== Dataset entries ==

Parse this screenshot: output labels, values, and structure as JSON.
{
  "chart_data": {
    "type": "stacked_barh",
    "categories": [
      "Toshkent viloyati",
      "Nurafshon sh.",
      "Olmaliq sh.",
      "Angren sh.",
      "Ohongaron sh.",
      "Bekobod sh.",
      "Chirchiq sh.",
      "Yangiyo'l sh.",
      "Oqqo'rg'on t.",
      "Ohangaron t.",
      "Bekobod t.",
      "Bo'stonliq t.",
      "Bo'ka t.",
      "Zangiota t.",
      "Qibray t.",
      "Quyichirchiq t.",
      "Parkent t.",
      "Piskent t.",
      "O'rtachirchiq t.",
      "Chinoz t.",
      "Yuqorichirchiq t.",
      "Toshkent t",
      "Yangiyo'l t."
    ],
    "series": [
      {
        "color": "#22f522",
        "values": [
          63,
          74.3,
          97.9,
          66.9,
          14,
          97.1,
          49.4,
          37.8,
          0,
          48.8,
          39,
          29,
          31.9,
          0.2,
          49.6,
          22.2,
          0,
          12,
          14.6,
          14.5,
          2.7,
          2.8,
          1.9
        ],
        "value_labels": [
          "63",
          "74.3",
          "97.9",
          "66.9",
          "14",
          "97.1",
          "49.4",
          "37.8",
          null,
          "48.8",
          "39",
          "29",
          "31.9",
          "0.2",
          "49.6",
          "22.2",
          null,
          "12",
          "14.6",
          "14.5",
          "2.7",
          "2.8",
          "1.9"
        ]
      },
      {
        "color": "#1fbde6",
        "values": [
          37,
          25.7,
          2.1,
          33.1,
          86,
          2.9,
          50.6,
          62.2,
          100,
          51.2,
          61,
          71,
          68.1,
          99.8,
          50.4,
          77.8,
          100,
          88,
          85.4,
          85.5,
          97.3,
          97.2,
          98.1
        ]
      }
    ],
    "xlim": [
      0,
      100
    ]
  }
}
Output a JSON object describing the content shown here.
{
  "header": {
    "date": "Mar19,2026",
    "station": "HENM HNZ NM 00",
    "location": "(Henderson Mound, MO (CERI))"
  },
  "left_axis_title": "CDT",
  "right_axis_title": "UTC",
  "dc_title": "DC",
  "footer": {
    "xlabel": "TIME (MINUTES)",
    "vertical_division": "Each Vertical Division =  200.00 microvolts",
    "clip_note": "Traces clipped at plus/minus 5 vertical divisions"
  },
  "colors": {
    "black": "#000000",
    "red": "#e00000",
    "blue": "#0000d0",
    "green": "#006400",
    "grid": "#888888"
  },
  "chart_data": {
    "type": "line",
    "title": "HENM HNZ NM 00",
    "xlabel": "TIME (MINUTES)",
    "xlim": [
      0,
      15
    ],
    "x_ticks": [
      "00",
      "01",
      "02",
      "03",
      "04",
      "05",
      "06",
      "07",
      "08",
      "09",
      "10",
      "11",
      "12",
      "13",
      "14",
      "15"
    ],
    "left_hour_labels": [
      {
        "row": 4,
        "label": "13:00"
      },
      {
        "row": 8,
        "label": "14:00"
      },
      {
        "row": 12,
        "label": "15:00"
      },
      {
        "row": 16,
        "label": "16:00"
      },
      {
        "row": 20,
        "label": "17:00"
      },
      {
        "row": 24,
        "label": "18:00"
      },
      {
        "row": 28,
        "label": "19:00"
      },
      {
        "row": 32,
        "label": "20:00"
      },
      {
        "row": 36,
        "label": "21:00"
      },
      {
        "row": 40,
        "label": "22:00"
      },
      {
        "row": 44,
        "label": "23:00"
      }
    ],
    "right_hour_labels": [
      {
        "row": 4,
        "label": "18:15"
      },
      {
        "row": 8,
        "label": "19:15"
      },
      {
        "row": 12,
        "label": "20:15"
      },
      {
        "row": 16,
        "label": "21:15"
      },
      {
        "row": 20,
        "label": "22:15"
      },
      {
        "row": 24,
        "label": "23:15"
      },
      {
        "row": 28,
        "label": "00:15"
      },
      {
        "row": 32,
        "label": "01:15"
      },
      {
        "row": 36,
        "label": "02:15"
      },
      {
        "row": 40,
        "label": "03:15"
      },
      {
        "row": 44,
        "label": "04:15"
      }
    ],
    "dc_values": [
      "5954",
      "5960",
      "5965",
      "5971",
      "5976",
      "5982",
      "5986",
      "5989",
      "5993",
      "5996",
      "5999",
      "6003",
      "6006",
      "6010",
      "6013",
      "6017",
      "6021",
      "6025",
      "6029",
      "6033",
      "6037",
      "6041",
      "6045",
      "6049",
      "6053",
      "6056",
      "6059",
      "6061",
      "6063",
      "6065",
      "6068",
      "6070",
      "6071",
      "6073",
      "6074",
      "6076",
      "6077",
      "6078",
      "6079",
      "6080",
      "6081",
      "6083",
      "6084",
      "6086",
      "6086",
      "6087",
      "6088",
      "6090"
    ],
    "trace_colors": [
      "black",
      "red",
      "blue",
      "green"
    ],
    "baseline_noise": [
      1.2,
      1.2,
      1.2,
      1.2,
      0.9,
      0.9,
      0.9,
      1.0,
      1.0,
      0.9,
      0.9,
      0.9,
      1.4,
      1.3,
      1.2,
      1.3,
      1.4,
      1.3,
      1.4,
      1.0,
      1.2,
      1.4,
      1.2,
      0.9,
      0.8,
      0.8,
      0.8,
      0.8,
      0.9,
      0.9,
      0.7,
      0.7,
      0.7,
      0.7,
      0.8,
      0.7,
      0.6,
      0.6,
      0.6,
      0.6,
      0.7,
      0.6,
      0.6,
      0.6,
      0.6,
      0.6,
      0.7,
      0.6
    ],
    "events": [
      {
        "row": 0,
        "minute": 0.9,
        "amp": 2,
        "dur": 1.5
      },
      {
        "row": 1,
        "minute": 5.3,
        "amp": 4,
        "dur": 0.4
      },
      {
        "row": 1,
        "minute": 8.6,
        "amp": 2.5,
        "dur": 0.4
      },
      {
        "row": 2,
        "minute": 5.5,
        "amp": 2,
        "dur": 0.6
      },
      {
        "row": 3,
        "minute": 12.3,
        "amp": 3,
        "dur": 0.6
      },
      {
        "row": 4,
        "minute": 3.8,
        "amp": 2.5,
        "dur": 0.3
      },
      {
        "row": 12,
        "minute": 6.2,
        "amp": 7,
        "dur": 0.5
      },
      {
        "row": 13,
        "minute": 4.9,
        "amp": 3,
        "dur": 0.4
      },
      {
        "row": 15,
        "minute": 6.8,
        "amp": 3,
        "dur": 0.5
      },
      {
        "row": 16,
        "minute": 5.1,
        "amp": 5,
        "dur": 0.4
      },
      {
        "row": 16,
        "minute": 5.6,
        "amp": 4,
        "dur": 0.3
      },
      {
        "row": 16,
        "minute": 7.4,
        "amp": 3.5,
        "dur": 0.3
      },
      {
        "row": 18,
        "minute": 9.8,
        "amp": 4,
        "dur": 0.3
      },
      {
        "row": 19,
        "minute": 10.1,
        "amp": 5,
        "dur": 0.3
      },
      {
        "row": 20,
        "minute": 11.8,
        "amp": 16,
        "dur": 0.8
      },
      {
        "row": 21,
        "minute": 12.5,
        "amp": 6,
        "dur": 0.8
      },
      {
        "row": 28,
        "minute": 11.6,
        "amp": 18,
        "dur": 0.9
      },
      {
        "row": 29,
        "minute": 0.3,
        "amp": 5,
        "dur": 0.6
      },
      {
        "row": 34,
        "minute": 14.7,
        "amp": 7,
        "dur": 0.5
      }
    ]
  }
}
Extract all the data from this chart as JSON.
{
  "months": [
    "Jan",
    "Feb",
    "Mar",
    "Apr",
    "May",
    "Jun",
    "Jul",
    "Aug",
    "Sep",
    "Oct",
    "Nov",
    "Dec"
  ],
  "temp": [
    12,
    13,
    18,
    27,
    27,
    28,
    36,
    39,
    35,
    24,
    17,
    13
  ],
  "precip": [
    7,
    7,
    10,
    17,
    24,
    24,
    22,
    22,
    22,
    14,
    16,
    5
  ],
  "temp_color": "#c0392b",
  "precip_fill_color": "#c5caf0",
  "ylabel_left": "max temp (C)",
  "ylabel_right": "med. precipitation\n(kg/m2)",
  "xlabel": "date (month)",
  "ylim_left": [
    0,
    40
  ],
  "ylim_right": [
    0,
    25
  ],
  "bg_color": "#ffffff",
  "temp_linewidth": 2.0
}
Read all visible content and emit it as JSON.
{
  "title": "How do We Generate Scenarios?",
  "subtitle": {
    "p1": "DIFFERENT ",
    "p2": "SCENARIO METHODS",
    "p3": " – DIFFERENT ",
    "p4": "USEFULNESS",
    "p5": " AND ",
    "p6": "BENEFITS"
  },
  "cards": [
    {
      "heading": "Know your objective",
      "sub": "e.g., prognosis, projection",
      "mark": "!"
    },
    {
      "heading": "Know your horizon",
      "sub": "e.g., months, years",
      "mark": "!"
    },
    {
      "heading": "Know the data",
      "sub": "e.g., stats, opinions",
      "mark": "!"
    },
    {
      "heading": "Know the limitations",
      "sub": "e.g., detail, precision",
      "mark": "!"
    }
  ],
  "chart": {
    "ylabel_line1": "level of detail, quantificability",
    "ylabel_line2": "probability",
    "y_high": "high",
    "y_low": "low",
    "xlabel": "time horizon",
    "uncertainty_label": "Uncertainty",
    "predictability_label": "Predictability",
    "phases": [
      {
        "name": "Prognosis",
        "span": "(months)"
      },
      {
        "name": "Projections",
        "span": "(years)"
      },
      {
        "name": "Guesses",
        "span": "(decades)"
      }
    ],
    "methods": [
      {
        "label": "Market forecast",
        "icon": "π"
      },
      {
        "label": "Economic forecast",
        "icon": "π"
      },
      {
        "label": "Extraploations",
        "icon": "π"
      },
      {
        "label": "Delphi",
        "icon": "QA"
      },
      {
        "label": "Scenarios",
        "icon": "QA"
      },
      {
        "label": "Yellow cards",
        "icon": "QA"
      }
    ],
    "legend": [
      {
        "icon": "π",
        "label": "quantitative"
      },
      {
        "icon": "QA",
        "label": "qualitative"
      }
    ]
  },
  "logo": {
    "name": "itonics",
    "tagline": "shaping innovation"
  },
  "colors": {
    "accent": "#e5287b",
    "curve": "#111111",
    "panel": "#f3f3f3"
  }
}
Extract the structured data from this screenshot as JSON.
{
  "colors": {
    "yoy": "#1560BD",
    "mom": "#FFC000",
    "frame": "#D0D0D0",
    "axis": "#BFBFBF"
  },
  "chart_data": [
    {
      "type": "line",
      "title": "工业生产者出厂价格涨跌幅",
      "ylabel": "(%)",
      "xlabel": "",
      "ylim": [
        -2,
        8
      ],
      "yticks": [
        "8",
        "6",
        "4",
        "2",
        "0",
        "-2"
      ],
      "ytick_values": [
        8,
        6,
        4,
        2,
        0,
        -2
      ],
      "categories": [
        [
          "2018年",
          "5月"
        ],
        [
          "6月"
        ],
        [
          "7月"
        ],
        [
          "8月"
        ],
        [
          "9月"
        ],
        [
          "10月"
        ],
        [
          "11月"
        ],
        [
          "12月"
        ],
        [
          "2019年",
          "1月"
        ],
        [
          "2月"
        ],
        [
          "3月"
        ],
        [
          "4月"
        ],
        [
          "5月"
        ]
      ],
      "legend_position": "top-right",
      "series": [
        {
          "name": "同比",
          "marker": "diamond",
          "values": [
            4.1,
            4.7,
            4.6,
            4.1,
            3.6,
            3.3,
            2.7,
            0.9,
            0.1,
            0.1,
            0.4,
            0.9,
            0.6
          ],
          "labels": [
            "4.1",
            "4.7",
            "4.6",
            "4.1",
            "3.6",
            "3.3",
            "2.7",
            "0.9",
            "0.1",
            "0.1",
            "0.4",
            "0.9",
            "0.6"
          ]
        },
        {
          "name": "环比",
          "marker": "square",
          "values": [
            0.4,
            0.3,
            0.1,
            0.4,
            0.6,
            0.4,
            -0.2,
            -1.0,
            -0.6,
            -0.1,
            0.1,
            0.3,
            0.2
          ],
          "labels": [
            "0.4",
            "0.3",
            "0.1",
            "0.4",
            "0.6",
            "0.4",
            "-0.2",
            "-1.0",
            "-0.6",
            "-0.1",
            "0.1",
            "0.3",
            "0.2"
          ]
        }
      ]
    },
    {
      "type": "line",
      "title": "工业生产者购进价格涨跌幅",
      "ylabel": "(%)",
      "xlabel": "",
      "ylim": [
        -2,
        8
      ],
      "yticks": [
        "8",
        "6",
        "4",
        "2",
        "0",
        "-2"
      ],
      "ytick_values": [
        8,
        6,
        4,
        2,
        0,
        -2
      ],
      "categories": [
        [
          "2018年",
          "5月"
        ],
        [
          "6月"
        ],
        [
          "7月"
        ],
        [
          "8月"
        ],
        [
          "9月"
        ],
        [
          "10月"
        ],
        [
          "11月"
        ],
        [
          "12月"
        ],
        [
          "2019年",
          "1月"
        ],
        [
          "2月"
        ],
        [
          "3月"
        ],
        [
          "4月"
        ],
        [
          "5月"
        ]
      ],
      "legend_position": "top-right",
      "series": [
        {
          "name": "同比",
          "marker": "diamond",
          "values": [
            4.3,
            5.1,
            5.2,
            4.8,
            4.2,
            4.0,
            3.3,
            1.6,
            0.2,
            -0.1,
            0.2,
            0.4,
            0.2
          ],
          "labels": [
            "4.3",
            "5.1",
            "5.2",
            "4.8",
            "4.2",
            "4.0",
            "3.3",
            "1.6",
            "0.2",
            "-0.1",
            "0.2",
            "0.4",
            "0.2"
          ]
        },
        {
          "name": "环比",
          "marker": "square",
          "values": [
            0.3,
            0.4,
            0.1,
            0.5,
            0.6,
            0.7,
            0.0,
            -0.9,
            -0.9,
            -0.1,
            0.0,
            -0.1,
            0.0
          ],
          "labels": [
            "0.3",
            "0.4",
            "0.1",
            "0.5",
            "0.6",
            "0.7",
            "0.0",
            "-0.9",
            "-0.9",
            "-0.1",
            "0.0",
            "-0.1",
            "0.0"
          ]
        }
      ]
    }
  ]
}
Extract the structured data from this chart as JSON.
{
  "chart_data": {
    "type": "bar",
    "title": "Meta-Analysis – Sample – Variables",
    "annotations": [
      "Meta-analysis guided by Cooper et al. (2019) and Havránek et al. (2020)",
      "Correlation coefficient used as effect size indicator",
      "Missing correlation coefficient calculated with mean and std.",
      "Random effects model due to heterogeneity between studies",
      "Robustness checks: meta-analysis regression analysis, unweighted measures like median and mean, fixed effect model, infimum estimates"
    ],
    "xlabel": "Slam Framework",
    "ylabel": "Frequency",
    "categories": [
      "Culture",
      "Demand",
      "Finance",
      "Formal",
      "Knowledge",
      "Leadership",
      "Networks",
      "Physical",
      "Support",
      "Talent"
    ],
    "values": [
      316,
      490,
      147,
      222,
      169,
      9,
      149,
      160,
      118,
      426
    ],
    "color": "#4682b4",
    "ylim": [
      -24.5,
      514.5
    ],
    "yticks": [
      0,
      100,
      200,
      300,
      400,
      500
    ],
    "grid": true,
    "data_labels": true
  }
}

===

• _Aim of the task_
Say how many lines in the listing above include "your". Give nothing but the number.

• _Written response_
2